Your instructions:
From the entries that follow, list every line in which the string "Vergleich" appears.

------------------------------

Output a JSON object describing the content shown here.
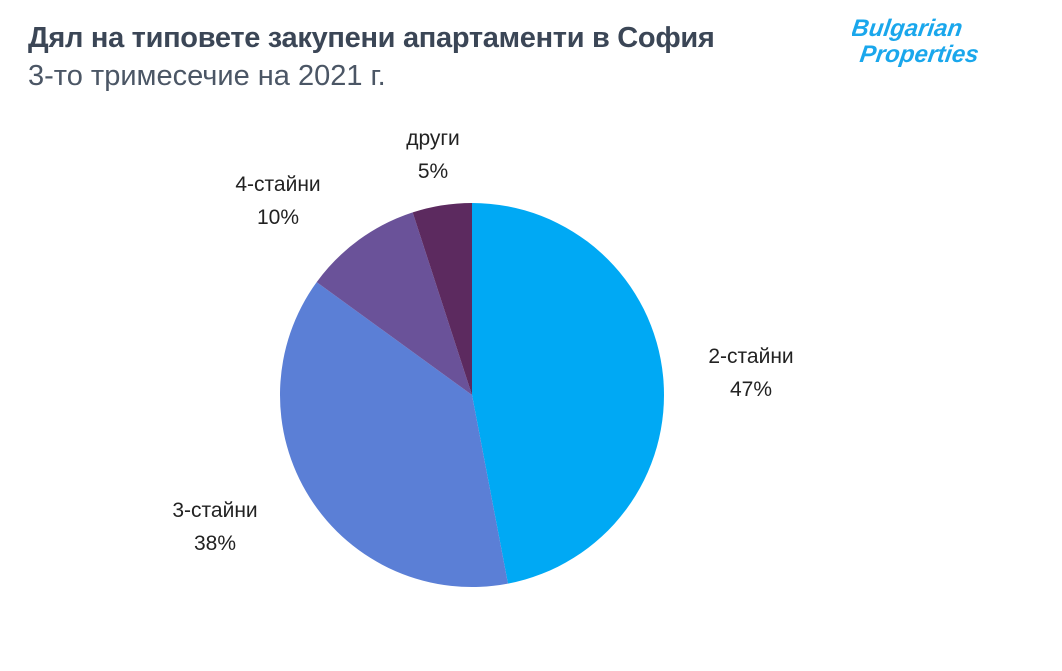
{
  "header": {
    "title": "Дял на типовете закупени апартаменти в София",
    "subtitle": "3-то тримесечие на 2021 г.",
    "logo_text": [
      "Bulgarian",
      "Properties"
    ]
  },
  "chart_data": {
    "type": "pie",
    "title": "Дял на типовете закупени апартаменти в София",
    "subtitle": "3-то тримесечие на 2021 г.",
    "start_angle": "top",
    "direction": "clockwise",
    "slices": [
      {
        "label": "2-стайни",
        "value": 47,
        "value_label": "47%",
        "color": "#00a9f4"
      },
      {
        "label": "3-стайни",
        "value": 38,
        "value_label": "38%",
        "color": "#5b7fd6"
      },
      {
        "label": "4-стайни",
        "value": 10,
        "value_label": "10%",
        "color": "#6a5299"
      },
      {
        "label": "други",
        "value": 5,
        "value_label": "5%",
        "color": "#5c2a5f"
      }
    ]
  }
}
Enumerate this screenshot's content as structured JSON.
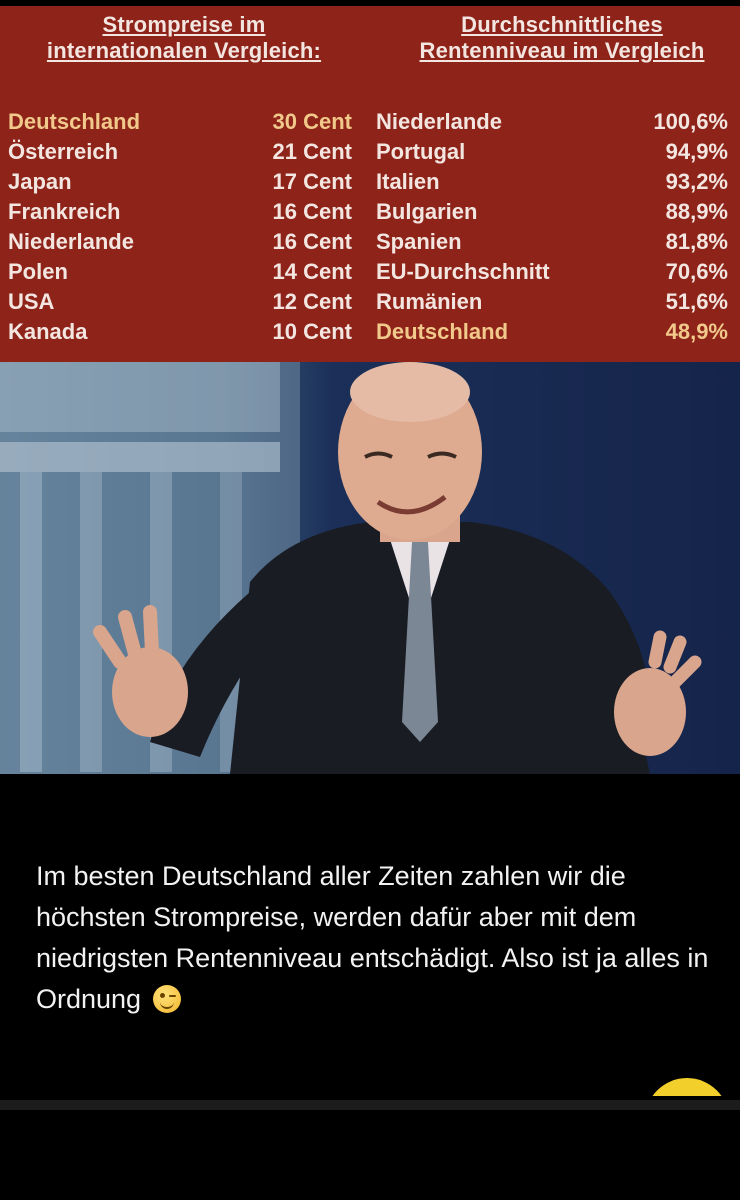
{
  "left_table": {
    "header_line1": "Strompreise im",
    "header_line2": "internationalen Vergleich:",
    "rows": [
      {
        "country": "Deutschland",
        "value": "30 Cent"
      },
      {
        "country": "Österreich",
        "value": "21 Cent"
      },
      {
        "country": "Japan",
        "value": "17 Cent"
      },
      {
        "country": "Frankreich",
        "value": "16 Cent"
      },
      {
        "country": "Niederlande",
        "value": "16 Cent"
      },
      {
        "country": "Polen",
        "value": "14 Cent"
      },
      {
        "country": "USA",
        "value": "12 Cent"
      },
      {
        "country": "Kanada",
        "value": "10 Cent"
      }
    ]
  },
  "right_table": {
    "header_line1": "Durchschnittliches",
    "header_line2": "Rentenniveau im Vergleich",
    "rows": [
      {
        "country": "Niederlande",
        "value": "100,6%"
      },
      {
        "country": "Portugal",
        "value": "94,9%"
      },
      {
        "country": "Italien",
        "value": "93,2%"
      },
      {
        "country": "Bulgarien",
        "value": "88,9%"
      },
      {
        "country": "Spanien",
        "value": "81,8%"
      },
      {
        "country": "EU-Durchschnitt",
        "value": "70,6%"
      },
      {
        "country": "Rumänien",
        "value": "51,6%"
      },
      {
        "country": "Deutschland",
        "value": "48,9%"
      }
    ]
  },
  "caption": {
    "text": "Im besten Deutschland aller Zeiten zahlen wir die höchsten Strompreise, werden dafür aber mit dem niedrigsten Rentenniveau entschädigt. Also ist ja alles in Ordnung",
    "emoji": "winking-face-icon"
  },
  "colors": {
    "panel": "#8e2319",
    "text": "#f3e6e1",
    "highlight": "#f1c98b",
    "background": "#000000"
  }
}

------------------------------

Solution to the exercise:
    "header_line2": "internationalen Vergleich:",
    "header_line2": "Rentenniveau im Vergleich",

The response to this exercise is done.